Your task is to copy every line of the records below that contains "Promedio".
* start Items *
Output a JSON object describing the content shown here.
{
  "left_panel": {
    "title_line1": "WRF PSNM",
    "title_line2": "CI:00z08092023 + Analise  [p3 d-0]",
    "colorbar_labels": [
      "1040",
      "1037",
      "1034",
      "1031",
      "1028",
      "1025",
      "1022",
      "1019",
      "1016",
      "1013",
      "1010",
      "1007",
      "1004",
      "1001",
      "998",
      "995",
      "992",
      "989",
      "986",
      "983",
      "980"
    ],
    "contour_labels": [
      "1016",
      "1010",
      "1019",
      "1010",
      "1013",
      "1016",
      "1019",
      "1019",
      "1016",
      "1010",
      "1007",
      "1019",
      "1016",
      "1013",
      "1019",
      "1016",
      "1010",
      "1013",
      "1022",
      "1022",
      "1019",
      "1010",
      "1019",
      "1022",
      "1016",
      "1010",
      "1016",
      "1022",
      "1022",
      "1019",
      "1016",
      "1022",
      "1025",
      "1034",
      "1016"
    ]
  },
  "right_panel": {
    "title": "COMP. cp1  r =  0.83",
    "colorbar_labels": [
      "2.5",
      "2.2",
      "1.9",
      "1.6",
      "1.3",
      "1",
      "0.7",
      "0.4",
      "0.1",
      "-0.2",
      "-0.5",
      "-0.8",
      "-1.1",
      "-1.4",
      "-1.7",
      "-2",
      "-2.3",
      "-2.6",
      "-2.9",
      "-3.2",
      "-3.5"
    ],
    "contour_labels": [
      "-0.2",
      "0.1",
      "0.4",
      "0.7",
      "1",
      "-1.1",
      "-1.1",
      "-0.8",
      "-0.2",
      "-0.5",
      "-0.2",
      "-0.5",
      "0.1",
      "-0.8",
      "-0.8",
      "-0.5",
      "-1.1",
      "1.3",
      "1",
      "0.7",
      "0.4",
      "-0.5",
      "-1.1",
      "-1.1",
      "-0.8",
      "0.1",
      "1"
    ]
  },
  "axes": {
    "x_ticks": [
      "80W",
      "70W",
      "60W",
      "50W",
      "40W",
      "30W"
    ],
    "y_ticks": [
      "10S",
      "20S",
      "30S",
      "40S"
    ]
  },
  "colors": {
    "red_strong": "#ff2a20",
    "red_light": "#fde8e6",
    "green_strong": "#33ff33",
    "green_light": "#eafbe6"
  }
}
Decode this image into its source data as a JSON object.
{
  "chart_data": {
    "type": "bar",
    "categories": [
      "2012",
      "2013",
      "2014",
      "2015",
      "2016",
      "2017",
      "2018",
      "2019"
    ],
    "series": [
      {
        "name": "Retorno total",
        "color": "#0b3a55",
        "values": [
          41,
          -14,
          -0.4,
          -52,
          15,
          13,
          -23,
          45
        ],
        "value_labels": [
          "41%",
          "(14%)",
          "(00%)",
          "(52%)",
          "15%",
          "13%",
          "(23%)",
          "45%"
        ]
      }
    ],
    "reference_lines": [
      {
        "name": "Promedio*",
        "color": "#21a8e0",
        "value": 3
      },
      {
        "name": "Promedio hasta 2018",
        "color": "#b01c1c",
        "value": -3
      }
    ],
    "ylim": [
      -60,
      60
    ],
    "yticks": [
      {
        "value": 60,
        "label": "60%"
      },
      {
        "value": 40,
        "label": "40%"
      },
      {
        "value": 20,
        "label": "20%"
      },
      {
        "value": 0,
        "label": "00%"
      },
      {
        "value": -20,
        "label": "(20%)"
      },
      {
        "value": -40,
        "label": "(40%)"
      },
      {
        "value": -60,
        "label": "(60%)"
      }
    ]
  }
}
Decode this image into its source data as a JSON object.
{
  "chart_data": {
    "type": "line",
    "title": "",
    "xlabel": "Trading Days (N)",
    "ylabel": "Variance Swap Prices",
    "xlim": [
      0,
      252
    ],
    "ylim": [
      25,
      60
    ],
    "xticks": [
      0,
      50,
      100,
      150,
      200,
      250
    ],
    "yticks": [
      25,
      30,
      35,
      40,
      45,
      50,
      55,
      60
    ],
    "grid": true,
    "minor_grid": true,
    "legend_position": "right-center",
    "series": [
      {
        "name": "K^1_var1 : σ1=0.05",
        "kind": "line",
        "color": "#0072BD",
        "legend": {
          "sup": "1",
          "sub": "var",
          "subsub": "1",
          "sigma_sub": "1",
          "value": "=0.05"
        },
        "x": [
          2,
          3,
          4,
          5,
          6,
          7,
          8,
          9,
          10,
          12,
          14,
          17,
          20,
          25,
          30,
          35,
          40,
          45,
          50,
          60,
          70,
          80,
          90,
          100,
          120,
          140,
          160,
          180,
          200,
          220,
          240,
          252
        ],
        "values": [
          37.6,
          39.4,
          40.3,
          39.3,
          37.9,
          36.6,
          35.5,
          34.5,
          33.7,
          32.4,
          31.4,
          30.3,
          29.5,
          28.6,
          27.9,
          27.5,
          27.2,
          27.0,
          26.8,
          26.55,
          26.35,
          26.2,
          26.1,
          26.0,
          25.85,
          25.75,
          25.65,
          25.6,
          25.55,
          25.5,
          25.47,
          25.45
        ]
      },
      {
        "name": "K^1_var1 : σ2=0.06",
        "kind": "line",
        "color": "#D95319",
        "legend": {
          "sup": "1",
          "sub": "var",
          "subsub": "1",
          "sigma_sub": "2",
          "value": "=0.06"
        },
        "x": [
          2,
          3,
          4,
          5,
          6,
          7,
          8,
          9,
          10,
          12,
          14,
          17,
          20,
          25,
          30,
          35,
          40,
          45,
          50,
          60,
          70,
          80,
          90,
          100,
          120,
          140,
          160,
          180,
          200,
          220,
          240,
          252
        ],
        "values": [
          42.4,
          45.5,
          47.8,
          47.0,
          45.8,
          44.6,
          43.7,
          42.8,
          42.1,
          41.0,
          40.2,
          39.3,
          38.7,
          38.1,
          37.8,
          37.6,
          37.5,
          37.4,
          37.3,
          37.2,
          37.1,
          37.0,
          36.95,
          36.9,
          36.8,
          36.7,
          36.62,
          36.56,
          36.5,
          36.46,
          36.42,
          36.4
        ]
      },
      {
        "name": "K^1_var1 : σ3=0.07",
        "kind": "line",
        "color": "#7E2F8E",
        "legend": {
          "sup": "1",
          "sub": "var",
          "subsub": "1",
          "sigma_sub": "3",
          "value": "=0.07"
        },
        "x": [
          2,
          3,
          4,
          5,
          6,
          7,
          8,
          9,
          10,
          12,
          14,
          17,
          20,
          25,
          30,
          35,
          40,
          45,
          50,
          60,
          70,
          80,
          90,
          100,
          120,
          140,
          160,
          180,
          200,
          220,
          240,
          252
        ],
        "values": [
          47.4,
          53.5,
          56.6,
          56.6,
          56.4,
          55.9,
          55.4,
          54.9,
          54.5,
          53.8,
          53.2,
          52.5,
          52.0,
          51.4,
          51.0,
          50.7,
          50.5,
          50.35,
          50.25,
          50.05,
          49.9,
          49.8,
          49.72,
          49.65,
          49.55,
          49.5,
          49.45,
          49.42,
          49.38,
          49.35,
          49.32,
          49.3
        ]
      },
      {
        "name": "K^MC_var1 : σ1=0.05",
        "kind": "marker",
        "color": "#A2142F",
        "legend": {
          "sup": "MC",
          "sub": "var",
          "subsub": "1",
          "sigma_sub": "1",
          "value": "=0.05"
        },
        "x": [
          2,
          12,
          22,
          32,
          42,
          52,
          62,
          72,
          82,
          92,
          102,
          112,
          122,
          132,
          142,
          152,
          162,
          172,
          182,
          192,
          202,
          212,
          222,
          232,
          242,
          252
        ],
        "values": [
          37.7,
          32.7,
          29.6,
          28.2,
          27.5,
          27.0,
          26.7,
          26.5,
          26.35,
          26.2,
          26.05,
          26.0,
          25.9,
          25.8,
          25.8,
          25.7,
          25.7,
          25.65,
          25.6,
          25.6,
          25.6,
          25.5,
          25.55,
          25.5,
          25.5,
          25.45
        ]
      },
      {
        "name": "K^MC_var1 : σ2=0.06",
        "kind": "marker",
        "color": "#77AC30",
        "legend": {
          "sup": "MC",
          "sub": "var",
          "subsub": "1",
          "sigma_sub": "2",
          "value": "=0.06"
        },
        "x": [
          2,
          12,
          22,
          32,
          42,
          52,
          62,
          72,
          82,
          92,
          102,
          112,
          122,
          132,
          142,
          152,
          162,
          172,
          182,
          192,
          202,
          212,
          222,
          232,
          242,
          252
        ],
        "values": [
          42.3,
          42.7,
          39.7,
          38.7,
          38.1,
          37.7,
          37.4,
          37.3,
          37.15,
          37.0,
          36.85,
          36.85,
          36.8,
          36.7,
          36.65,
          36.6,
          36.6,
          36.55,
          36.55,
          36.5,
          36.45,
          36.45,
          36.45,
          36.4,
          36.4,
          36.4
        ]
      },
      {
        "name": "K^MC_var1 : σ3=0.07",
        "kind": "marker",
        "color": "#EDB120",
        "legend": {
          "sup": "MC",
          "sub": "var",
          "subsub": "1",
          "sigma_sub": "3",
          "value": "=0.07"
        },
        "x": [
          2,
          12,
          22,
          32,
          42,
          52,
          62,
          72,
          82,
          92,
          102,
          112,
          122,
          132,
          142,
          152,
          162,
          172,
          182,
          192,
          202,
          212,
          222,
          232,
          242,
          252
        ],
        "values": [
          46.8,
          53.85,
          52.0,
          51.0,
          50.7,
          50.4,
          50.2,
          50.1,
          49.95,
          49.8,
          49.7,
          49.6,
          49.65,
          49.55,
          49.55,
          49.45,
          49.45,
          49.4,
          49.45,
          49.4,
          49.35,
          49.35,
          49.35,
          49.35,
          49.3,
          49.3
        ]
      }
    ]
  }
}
* end Items *
Reply |
        "name": "Promedio*",
        "name": "Promedio hasta 2018",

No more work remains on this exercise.